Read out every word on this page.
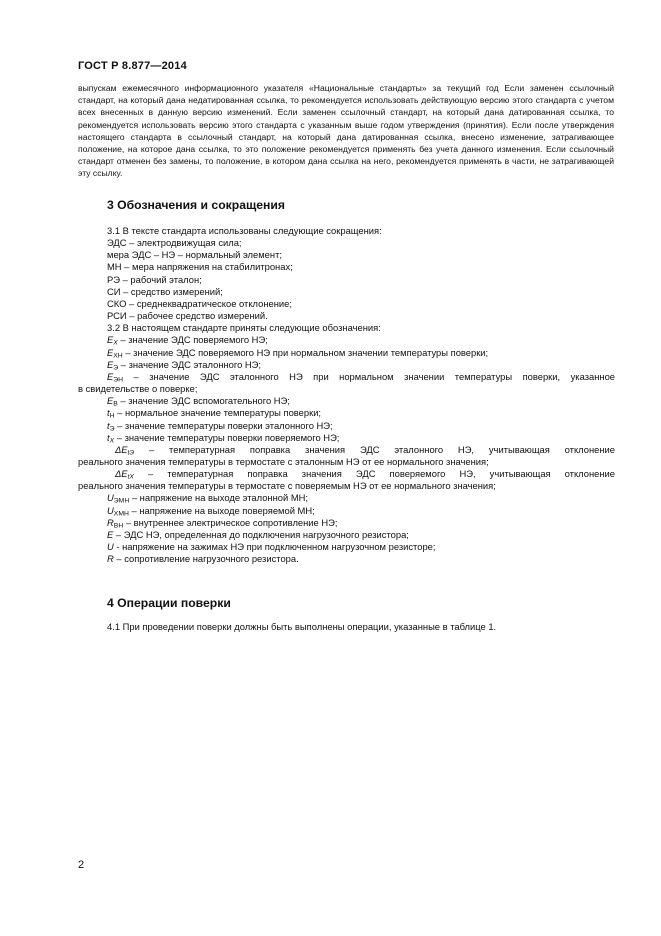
ГОСТ Р 8.877—2014

выпускам ежемесячного информационного указателя «Национальные стандарты» за текущий год Если заменен ссылочный стандарт, на который дана недатированная ссылка, то рекомендуется использовать действующую версию этого стандарта с учетом всех внесенных в данную версию изменений. Если заменен ссылочный стандарт, на который дана датированная ссылка, то рекомендуется использовать версию этого стандарта с указанным выше годом утверждения (принятия). Если после утверждения настоящего стандарта в ссылочный стандарт, на который дана датированная ссылка, внесено изменение, затрагивающее положение, на которое дана ссылка, то это положение рекомендуется применять без учета данного изменения. Если ссылочный стандарт отменен без замены, то положение, в котором дана ссылка на него, рекомендуется применять в части, не затрагивающей эту ссылку.

3 Обозначения и сокращения
3.1 В тексте стандарта использованы следующие сокращения:
ЭДС – электродвижущая сила;
мера ЭДС – НЭ – нормальный элемент;
МН – мера напряжения на стабилитронах;
РЭ – рабочий эталон;
СИ – средство измерений;
СКО – среднеквадратическое отклонение;
РСИ – рабочее средство измерений.
3.2 В настоящем стандарте приняты следующие обозначения:
$E_X$ – значение ЭДС поверяемого НЭ;
$E_{XН}$ – значение ЭДС поверяемого НЭ при нормальном значении температуры поверки;
$E_Э$ – значение ЭДС эталонного НЭ;
$E_{ЭН}$ – значение ЭДС эталонного НЭ при нормальном значении температуры поверки, указанное
в свидетельстве о поверке;
$E_В$ – значение ЭДС вспомогательного НЭ;
$t_Н$ – нормальное значение температуры поверки;
$t_Э$ – значение температуры поверки эталонного НЭ;
$t_X$ – значение температуры поверки поверяемого НЭ;
$\Delta E_{tЭ}$ – температурная поправка значения ЭДС эталонного НЭ, учитывающая отклонение
реального значения температуры в термостате с эталонным НЭ от ее нормального значения;
$\Delta E_{tX}$ – температурная поправка значения ЭДС поверяемого НЭ, учитывающая отклонение
реального значения температуры в термостате с поверяемым НЭ от ее нормального значения;
$U_{ЭМН}$ – напряжение на выходе эталонной МН;
$U_{XМН}$ – напряжение на выходе поверяемой МН;
$R_{ВН}$ – внутреннее электрическое сопротивление НЭ;
E – ЭДС НЭ, определенная до подключения нагрузочного резистора;
U - напряжение на зажимах НЭ при подключенном нагрузочном резисторе;
R – сопротивление нагрузочного резистора.
4 Операции поверки
4.1 При проведении поверки должны быть выполнены операции, указанные в таблице 1.
2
◆ ◆ ◆ ◆
Looking at the records above, work out how many lines include the string "Delta". Give the number and nothing else.

2